[WHAT THE EXERCISE ASKS]
Pull out every line with the word "Crayola" from the entries below.

[INPUT RECORDS]
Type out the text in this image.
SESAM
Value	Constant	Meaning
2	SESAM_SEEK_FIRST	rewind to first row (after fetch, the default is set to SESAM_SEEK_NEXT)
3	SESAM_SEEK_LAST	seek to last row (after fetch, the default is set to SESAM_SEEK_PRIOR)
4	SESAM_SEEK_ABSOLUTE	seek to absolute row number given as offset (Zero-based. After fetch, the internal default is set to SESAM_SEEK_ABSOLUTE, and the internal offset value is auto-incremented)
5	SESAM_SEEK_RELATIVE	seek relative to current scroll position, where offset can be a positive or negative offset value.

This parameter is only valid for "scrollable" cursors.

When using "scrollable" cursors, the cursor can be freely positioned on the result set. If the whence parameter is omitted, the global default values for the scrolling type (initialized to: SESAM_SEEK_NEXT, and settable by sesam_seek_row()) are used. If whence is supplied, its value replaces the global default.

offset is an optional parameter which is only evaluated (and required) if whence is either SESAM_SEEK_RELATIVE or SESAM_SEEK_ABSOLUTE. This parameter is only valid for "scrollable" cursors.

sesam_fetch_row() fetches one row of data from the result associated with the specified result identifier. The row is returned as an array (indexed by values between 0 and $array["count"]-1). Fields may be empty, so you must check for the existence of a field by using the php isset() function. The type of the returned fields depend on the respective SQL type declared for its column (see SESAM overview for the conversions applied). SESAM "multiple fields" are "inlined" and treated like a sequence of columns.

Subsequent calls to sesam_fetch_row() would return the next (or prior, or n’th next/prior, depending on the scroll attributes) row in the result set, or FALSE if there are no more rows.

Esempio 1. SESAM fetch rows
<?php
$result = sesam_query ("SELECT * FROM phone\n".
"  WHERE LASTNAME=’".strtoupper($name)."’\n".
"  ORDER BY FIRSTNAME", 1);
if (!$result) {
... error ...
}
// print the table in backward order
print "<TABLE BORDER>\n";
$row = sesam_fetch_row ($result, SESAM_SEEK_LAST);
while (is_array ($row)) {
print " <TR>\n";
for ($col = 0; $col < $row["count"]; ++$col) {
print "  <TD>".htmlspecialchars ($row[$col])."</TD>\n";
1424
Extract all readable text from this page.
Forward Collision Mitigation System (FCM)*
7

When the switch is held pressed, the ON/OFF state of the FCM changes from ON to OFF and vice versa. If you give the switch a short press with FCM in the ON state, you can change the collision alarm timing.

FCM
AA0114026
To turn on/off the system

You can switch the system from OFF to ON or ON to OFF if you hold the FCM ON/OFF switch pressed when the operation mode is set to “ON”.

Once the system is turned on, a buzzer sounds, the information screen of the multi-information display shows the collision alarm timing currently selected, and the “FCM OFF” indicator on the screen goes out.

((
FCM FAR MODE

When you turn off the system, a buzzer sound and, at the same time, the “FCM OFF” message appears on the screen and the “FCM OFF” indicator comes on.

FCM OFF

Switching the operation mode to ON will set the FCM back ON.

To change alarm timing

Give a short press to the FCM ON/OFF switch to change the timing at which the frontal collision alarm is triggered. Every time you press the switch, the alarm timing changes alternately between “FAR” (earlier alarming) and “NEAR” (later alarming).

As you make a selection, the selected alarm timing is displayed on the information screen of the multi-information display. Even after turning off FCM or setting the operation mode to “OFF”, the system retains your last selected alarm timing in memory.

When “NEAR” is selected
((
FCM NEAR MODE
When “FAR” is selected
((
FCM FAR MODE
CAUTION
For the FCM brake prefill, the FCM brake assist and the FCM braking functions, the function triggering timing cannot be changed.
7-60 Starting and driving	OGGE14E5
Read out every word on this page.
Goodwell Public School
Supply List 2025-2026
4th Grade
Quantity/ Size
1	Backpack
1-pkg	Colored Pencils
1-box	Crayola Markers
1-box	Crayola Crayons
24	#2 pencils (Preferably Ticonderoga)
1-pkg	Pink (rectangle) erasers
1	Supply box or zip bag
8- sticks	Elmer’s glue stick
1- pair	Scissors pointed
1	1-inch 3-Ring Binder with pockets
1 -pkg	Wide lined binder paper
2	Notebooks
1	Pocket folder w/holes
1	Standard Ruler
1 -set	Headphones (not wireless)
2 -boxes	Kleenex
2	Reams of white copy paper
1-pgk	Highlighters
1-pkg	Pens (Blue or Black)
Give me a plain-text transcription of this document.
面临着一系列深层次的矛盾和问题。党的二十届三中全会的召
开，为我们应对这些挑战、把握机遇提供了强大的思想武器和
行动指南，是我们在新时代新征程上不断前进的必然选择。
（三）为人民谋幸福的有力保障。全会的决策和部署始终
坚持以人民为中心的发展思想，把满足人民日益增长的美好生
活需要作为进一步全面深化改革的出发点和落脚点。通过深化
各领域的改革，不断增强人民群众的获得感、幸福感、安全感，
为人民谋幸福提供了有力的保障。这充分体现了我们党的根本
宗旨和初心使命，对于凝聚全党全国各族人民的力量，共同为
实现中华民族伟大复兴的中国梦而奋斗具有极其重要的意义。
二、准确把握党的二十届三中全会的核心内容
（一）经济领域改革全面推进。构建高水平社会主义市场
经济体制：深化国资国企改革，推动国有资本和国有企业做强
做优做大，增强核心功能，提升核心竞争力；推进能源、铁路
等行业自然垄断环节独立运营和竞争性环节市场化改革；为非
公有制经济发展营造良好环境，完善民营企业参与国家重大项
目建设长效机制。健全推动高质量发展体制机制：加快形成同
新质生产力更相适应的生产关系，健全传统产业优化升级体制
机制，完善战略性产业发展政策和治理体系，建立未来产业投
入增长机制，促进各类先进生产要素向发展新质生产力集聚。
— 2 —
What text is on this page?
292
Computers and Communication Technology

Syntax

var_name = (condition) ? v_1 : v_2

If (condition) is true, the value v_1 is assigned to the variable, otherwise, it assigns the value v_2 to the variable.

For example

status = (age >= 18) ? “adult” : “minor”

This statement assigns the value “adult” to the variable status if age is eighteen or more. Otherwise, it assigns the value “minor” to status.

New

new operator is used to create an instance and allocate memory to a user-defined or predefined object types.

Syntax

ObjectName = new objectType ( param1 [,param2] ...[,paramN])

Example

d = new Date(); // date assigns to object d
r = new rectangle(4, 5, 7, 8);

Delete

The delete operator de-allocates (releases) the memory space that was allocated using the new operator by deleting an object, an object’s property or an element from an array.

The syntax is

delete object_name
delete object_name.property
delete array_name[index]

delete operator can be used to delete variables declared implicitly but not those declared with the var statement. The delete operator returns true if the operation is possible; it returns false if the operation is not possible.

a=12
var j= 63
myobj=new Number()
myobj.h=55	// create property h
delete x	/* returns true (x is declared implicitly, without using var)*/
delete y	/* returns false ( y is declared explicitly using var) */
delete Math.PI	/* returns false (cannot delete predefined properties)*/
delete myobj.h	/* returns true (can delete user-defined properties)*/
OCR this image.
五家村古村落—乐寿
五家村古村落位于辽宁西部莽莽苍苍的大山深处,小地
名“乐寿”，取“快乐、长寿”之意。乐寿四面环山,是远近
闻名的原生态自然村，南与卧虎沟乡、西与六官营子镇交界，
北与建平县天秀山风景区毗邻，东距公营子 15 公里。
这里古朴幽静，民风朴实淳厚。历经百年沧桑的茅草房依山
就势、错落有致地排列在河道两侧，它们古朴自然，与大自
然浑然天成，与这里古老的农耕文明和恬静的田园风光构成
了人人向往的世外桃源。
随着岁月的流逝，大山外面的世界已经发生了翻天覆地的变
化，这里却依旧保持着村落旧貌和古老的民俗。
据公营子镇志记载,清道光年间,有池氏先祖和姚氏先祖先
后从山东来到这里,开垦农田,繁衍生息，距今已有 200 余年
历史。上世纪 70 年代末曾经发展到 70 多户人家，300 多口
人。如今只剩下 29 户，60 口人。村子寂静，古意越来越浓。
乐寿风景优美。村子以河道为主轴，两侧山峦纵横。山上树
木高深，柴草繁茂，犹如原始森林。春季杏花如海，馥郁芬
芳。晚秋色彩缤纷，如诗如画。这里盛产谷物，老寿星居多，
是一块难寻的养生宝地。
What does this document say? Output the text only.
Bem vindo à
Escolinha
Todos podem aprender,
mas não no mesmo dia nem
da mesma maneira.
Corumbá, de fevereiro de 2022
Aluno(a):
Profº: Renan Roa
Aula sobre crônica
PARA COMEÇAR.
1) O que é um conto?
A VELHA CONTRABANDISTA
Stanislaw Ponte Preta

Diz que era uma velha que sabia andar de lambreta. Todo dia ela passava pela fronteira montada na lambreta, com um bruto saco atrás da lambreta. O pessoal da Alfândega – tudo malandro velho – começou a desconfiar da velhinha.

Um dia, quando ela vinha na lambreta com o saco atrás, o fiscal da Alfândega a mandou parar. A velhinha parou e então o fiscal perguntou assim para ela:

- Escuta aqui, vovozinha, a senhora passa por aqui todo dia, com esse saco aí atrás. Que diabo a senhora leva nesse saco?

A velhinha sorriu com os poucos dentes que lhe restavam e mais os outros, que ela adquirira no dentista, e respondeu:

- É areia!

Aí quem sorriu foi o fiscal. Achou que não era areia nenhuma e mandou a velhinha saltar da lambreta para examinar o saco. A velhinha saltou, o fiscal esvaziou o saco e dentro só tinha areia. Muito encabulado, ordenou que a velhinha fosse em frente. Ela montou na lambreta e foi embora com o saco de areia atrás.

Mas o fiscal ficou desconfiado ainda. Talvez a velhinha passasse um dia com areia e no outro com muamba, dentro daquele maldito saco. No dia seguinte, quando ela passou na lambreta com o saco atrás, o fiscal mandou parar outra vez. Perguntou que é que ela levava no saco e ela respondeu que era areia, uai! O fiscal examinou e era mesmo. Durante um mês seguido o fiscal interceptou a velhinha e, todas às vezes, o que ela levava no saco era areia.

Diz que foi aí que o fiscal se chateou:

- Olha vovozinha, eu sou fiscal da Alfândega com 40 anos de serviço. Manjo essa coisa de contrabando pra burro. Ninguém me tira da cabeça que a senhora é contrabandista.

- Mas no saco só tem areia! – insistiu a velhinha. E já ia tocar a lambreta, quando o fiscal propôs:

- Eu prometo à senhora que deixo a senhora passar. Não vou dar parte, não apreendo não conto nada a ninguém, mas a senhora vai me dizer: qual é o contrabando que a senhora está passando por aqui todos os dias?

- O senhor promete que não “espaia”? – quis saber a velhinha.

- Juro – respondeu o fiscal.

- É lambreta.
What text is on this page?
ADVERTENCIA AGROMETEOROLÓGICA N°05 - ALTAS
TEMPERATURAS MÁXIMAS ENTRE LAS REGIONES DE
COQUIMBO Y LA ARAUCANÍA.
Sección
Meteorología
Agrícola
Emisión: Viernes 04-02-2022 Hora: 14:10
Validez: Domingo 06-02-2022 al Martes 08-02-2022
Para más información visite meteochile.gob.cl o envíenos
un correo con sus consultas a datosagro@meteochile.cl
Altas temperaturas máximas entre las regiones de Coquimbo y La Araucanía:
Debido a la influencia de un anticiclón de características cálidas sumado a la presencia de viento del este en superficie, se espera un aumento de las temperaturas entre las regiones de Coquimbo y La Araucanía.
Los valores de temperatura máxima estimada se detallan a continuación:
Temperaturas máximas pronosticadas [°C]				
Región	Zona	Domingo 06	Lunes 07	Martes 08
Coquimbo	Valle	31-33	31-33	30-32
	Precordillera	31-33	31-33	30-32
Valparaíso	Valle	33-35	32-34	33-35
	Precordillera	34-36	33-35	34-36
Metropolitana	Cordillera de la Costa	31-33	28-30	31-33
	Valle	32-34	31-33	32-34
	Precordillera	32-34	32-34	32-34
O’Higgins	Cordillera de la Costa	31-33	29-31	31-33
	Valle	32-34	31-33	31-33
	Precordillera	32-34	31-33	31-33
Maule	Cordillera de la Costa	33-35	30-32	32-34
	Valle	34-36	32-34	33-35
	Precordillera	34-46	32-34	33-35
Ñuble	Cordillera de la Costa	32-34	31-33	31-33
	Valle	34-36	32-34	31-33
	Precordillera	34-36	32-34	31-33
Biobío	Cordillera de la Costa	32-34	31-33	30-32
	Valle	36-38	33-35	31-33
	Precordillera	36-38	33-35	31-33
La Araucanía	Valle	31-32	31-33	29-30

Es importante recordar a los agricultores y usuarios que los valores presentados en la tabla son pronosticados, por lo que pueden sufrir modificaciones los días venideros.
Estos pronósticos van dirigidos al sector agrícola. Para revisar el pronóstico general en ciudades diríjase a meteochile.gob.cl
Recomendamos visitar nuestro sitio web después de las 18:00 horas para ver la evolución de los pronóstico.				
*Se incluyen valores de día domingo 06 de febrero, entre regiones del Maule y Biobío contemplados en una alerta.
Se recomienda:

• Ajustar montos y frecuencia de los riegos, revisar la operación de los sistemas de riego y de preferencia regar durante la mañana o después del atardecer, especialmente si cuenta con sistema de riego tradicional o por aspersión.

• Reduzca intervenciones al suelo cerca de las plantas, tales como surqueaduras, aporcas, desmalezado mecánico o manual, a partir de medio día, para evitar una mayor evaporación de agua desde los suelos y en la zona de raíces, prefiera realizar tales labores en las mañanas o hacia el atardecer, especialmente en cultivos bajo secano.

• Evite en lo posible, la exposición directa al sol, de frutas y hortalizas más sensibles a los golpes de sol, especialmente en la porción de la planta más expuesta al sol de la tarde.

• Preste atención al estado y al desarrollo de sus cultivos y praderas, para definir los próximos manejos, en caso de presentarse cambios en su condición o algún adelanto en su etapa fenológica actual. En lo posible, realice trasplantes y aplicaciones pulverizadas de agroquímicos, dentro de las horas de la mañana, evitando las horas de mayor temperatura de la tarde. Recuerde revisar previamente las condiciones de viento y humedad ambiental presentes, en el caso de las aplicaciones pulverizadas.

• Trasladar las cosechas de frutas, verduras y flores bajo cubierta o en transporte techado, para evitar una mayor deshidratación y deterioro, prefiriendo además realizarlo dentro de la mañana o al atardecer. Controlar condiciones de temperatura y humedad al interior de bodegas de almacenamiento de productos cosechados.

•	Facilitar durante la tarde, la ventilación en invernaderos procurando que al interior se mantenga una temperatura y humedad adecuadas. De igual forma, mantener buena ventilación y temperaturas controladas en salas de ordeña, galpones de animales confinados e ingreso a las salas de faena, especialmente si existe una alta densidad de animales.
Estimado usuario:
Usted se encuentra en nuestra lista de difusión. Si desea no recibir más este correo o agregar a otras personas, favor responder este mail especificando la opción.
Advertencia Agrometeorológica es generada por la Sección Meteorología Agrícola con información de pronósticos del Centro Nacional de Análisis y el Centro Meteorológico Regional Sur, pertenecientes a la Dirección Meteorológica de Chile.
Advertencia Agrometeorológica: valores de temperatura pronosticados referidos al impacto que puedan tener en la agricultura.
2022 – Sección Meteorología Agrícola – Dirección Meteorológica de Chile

[TASK SOLUTION]
1-box	Crayola Markers
1-box	Crayola Crayons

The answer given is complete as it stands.